Start of Stored records
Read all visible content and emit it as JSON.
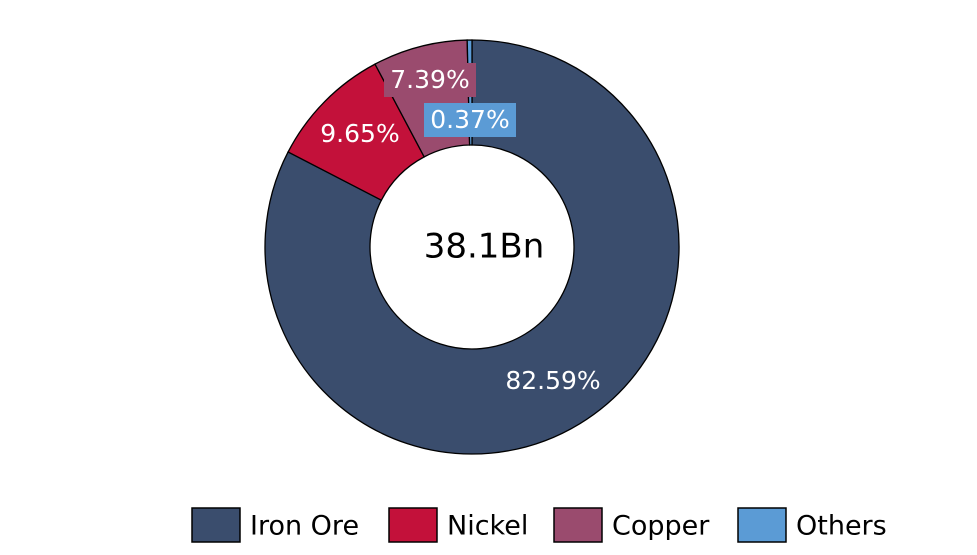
{
  "chart_data": {
    "type": "donut",
    "center_label": "38.1Bn",
    "categories": [
      "Iron Ore",
      "Nickel",
      "Copper",
      "Others"
    ],
    "values": [
      82.59,
      9.65,
      7.39,
      0.37
    ],
    "value_labels": [
      "82.59%",
      "9.65%",
      "7.39%",
      "0.37%"
    ],
    "colors": [
      "#3a4d6d",
      "#c3113a",
      "#9a4b6e",
      "#5b9bd5"
    ],
    "legend": "bottom"
  }
}
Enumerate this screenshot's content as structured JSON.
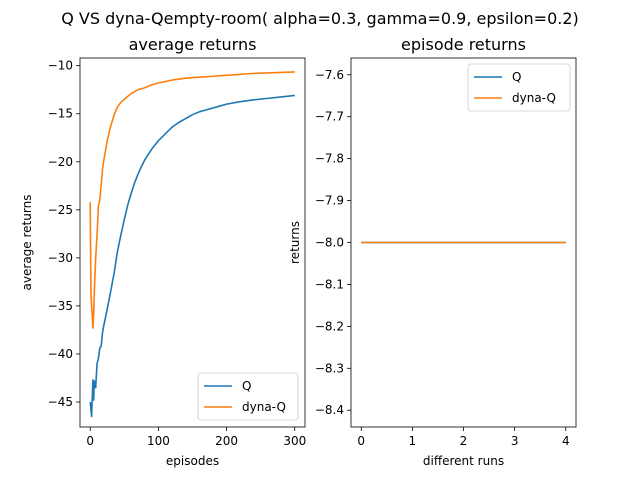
{
  "suptitle": "Q VS dyna-Qempty-room( alpha=0.3, gamma=0.9, epsilon=0.2)",
  "colors": {
    "Q": "#1f77b4",
    "dyna-Q": "#ff7f0e"
  },
  "chart_data": [
    {
      "type": "line",
      "title": "average returns",
      "xlabel": "episodes",
      "ylabel": "average returns",
      "xlim": [
        -15,
        315
      ],
      "ylim": [
        -47.6,
        -9.2
      ],
      "xticks": [
        0,
        100,
        200,
        300
      ],
      "yticks": [
        -45,
        -40,
        -35,
        -30,
        -25,
        -20,
        -15,
        -10
      ],
      "xtick_labels": [
        "0",
        "100",
        "200",
        "300"
      ],
      "ytick_labels": [
        "−45",
        "−40",
        "−35",
        "−30",
        "−25",
        "−20",
        "−15",
        "−10"
      ],
      "legend": "lower-right",
      "grid": false,
      "series": [
        {
          "name": "Q",
          "x": [
            0,
            2,
            4,
            5,
            6,
            8,
            10,
            12,
            14,
            16,
            18,
            20,
            25,
            30,
            35,
            40,
            45,
            50,
            55,
            60,
            65,
            70,
            75,
            80,
            90,
            100,
            110,
            120,
            130,
            140,
            150,
            160,
            170,
            180,
            190,
            200,
            220,
            240,
            260,
            280,
            300
          ],
          "y": [
            -45,
            -46.5,
            -42.7,
            -44.8,
            -42.8,
            -43.5,
            -41,
            -40.5,
            -39.4,
            -39.2,
            -37.8,
            -37,
            -35.3,
            -33.5,
            -31.6,
            -29.3,
            -27.6,
            -26,
            -24.5,
            -23.3,
            -22.2,
            -21.3,
            -20.5,
            -19.8,
            -18.7,
            -17.8,
            -17.1,
            -16.4,
            -15.9,
            -15.5,
            -15.1,
            -14.8,
            -14.6,
            -14.4,
            -14.2,
            -14.0,
            -13.75,
            -13.55,
            -13.4,
            -13.25,
            -13.1
          ]
        },
        {
          "name": "dyna-Q",
          "x": [
            0,
            1,
            2,
            4,
            5,
            6,
            8,
            10,
            12,
            14,
            16,
            18,
            20,
            25,
            30,
            35,
            40,
            45,
            50,
            60,
            70,
            80,
            90,
            100,
            120,
            140,
            160,
            180,
            200,
            220,
            240,
            260,
            280,
            300
          ],
          "y": [
            -24.2,
            -33.6,
            -34.9,
            -37.3,
            -36,
            -33.5,
            -30,
            -27.6,
            -24.6,
            -24,
            -22.4,
            -20.8,
            -19.8,
            -17.8,
            -16.3,
            -15.1,
            -14.3,
            -13.8,
            -13.5,
            -12.9,
            -12.5,
            -12.3,
            -12.0,
            -11.8,
            -11.5,
            -11.3,
            -11.2,
            -11.1,
            -11.0,
            -10.9,
            -10.8,
            -10.75,
            -10.7,
            -10.65
          ]
        }
      ]
    },
    {
      "type": "line",
      "title": "episode returns",
      "xlabel": "different runs",
      "ylabel": "returns",
      "xlim": [
        -0.2,
        4.2
      ],
      "ylim": [
        -8.44,
        -7.56
      ],
      "xticks": [
        0,
        1,
        2,
        3,
        4
      ],
      "yticks": [
        -8.4,
        -8.3,
        -8.2,
        -8.1,
        -8.0,
        -7.9,
        -7.8,
        -7.7,
        -7.6
      ],
      "xtick_labels": [
        "0",
        "1",
        "2",
        "3",
        "4"
      ],
      "ytick_labels": [
        "−8.4",
        "−8.3",
        "−8.2",
        "−8.1",
        "−8.0",
        "−7.9",
        "−7.8",
        "−7.7",
        "−7.6"
      ],
      "legend": "upper-right",
      "grid": false,
      "series": [
        {
          "name": "Q",
          "x": [
            0,
            1,
            2,
            3,
            4
          ],
          "y": [
            -8,
            -8,
            -8,
            -8,
            -8
          ]
        },
        {
          "name": "dyna-Q",
          "x": [
            0,
            1,
            2,
            3,
            4
          ],
          "y": [
            -8,
            -8,
            -8,
            -8,
            -8
          ]
        }
      ]
    }
  ]
}
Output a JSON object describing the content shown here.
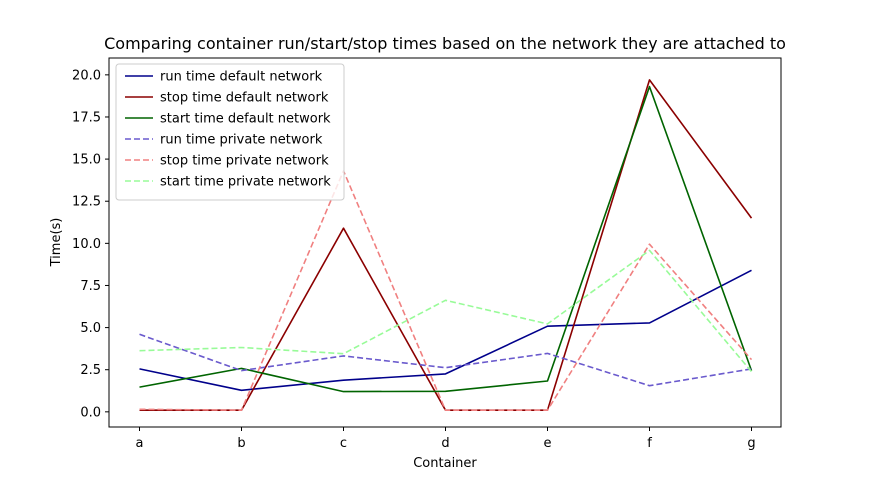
{
  "chart_data": {
    "type": "line",
    "title": "Comparing container run/start/stop times based on the network they are attached to",
    "xlabel": "Container",
    "ylabel": "Time(s)",
    "categories": [
      "a",
      "b",
      "c",
      "d",
      "e",
      "f",
      "g"
    ],
    "ylim": [
      -0.9,
      21.0
    ],
    "yticks": [
      "0.0",
      "2.5",
      "5.0",
      "7.5",
      "10.0",
      "12.5",
      "15.0",
      "17.5",
      "20.0"
    ],
    "legend_position": "top-left",
    "grid": false,
    "series": [
      {
        "name": "run time default network",
        "color": "#00008b",
        "style": "solid",
        "values": [
          2.55,
          1.28,
          1.88,
          2.25,
          5.08,
          5.28,
          8.4
        ]
      },
      {
        "name": "stop time default network",
        "color": "#8b0000",
        "style": "solid",
        "values": [
          0.1,
          0.1,
          10.9,
          0.1,
          0.1,
          19.7,
          11.5
        ]
      },
      {
        "name": "start time default network",
        "color": "#006400",
        "style": "solid",
        "values": [
          1.47,
          2.58,
          1.2,
          1.22,
          1.83,
          19.3,
          2.45
        ]
      },
      {
        "name": "run time private network",
        "color": "#6a5acd",
        "style": "dashed",
        "values": [
          4.6,
          2.45,
          3.32,
          2.62,
          3.47,
          1.55,
          2.55
        ]
      },
      {
        "name": "stop time private network",
        "color": "#f08080",
        "style": "dashed",
        "values": [
          0.15,
          0.1,
          14.3,
          0.1,
          0.1,
          9.95,
          3.1
        ]
      },
      {
        "name": "start time private network",
        "color": "#98fb98",
        "style": "dashed",
        "values": [
          3.63,
          3.82,
          3.45,
          6.62,
          5.22,
          9.58,
          2.38
        ]
      }
    ]
  }
}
End of Stored records
## What the exercise asks
Omit every picture, then repeat the remaining data exactly as it appears above.

## Answer to this task
Read all visible content and emit it as JSON.
{
  "chart_data": {
    "type": "donut",
    "center_label": "38.1Bn",
    "categories": [
      "Iron Ore",
      "Nickel",
      "Copper",
      "Others"
    ],
    "values": [
      82.59,
      9.65,
      7.39,
      0.37
    ],
    "value_labels": [
      "82.59%",
      "9.65%",
      "7.39%",
      "0.37%"
    ],
    "colors": [
      "#3a4d6d",
      "#c3113a",
      "#9a4b6e",
      "#5b9bd5"
    ],
    "legend": "bottom"
  }
}
Enumerate this screenshot's content as structured JSON.
{
  "suptitle": "Q VS dyna-Qempty-room( alpha=0.3, gamma=0.9, epsilon=0.2)",
  "colors": {
    "Q": "#1f77b4",
    "dyna-Q": "#ff7f0e"
  },
  "chart_data": [
    {
      "type": "line",
      "title": "average returns",
      "xlabel": "episodes",
      "ylabel": "average returns",
      "xlim": [
        -15,
        315
      ],
      "ylim": [
        -47.6,
        -9.2
      ],
      "xticks": [
        0,
        100,
        200,
        300
      ],
      "yticks": [
        -45,
        -40,
        -35,
        -30,
        -25,
        -20,
        -15,
        -10
      ],
      "xtick_labels": [
        "0",
        "100",
        "200",
        "300"
      ],
      "ytick_labels": [
        "−45",
        "−40",
        "−35",
        "−30",
        "−25",
        "−20",
        "−15",
        "−10"
      ],
      "legend": "lower-right",
      "grid": false,
      "series": [
        {
          "name": "Q",
          "x": [
            0,
            2,
            4,
            5,
            6,
            8,
            10,
            12,
            14,
            16,
            18,
            20,
            25,
            30,
            35,
            40,
            45,
            50,
            55,
            60,
            65,
            70,
            75,
            80,
            90,
            100,
            110,
            120,
            130,
            140,
            150,
            160,
            170,
            180,
            190,
            200,
            220,
            240,
            260,
            280,
            300
          ],
          "y": [
            -45,
            -46.5,
            -42.7,
            -44.8,
            -42.8,
            -43.5,
            -41,
            -40.5,
            -39.4,
            -39.2,
            -37.8,
            -37,
            -35.3,
            -33.5,
            -31.6,
            -29.3,
            -27.6,
            -26,
            -24.5,
            -23.3,
            -22.2,
            -21.3,
            -20.5,
            -19.8,
            -18.7,
            -17.8,
            -17.1,
            -16.4,
            -15.9,
            -15.5,
            -15.1,
            -14.8,
            -14.6,
            -14.4,
            -14.2,
            -14.0,
            -13.75,
            -13.55,
            -13.4,
            -13.25,
            -13.1
          ]
        },
        {
          "name": "dyna-Q",
          "x": [
            0,
            1,
            2,
            4,
            5,
            6,
            8,
            10,
            12,
            14,
            16,
            18,
            20,
            25,
            30,
            35,
            40,
            45,
            50,
            60,
            70,
            80,
            90,
            100,
            120,
            140,
            160,
            180,
            200,
            220,
            240,
            260,
            280,
            300
          ],
          "y": [
            -24.2,
            -33.6,
            -34.9,
            -37.3,
            -36,
            -33.5,
            -30,
            -27.6,
            -24.6,
            -24,
            -22.4,
            -20.8,
            -19.8,
            -17.8,
            -16.3,
            -15.1,
            -14.3,
            -13.8,
            -13.5,
            -12.9,
            -12.5,
            -12.3,
            -12.0,
            -11.8,
            -11.5,
            -11.3,
            -11.2,
            -11.1,
            -11.0,
            -10.9,
            -10.8,
            -10.75,
            -10.7,
            -10.65
          ]
        }
      ]
    },
    {
      "type": "line",
      "title": "episode returns",
      "xlabel": "different runs",
      "ylabel": "returns",
      "xlim": [
        -0.2,
        4.2
      ],
      "ylim": [
        -8.44,
        -7.56
      ],
      "xticks": [
        0,
        1,
        2,
        3,
        4
      ],
      "yticks": [
        -8.4,
        -8.3,
        -8.2,
        -8.1,
        -8.0,
        -7.9,
        -7.8,
        -7.7,
        -7.6
      ],
      "xtick_labels": [
        "0",
        "1",
        "2",
        "3",
        "4"
      ],
      "ytick_labels": [
        "−8.4",
        "−8.3",
        "−8.2",
        "−8.1",
        "−8.0",
        "−7.9",
        "−7.8",
        "−7.7",
        "−7.6"
      ],
      "legend": "upper-right",
      "grid": false,
      "series": [
        {
          "name": "Q",
          "x": [
            0,
            1,
            2,
            3,
            4
          ],
          "y": [
            -8,
            -8,
            -8,
            -8,
            -8
          ]
        },
        {
          "name": "dyna-Q",
          "x": [
            0,
            1,
            2,
            3,
            4
          ],
          "y": [
            -8,
            -8,
            -8,
            -8,
            -8
          ]
        }
      ]
    }
  ]
}
Output a JSON object describing the content shown here.
{
  "chart_data": {
    "type": "line",
    "title": "Comparing container run/start/stop times based on the network they are attached to",
    "xlabel": "Container",
    "ylabel": "Time(s)",
    "categories": [
      "a",
      "b",
      "c",
      "d",
      "e",
      "f",
      "g"
    ],
    "ylim": [
      -0.9,
      21.0
    ],
    "yticks": [
      "0.0",
      "2.5",
      "5.0",
      "7.5",
      "10.0",
      "12.5",
      "15.0",
      "17.5",
      "20.0"
    ],
    "legend_position": "top-left",
    "grid": false,
    "series": [
      {
        "name": "run time default network",
        "color": "#00008b",
        "style": "solid",
        "values": [
          2.55,
          1.28,
          1.88,
          2.25,
          5.08,
          5.28,
          8.4
        ]
      },
      {
        "name": "stop time default network",
        "color": "#8b0000",
        "style": "solid",
        "values": [
          0.1,
          0.1,
          10.9,
          0.1,
          0.1,
          19.7,
          11.5
        ]
      },
      {
        "name": "start time default network",
        "color": "#006400",
        "style": "solid",
        "values": [
          1.47,
          2.58,
          1.2,
          1.22,
          1.83,
          19.3,
          2.45
        ]
      },
      {
        "name": "run time private network",
        "color": "#6a5acd",
        "style": "dashed",
        "values": [
          4.6,
          2.45,
          3.32,
          2.62,
          3.47,
          1.55,
          2.55
        ]
      },
      {
        "name": "stop time private network",
        "color": "#f08080",
        "style": "dashed",
        "values": [
          0.15,
          0.1,
          14.3,
          0.1,
          0.1,
          9.95,
          3.1
        ]
      },
      {
        "name": "start time private network",
        "color": "#98fb98",
        "style": "dashed",
        "values": [
          3.63,
          3.82,
          3.45,
          6.62,
          5.22,
          9.58,
          2.38
        ]
      }
    ]
  }
}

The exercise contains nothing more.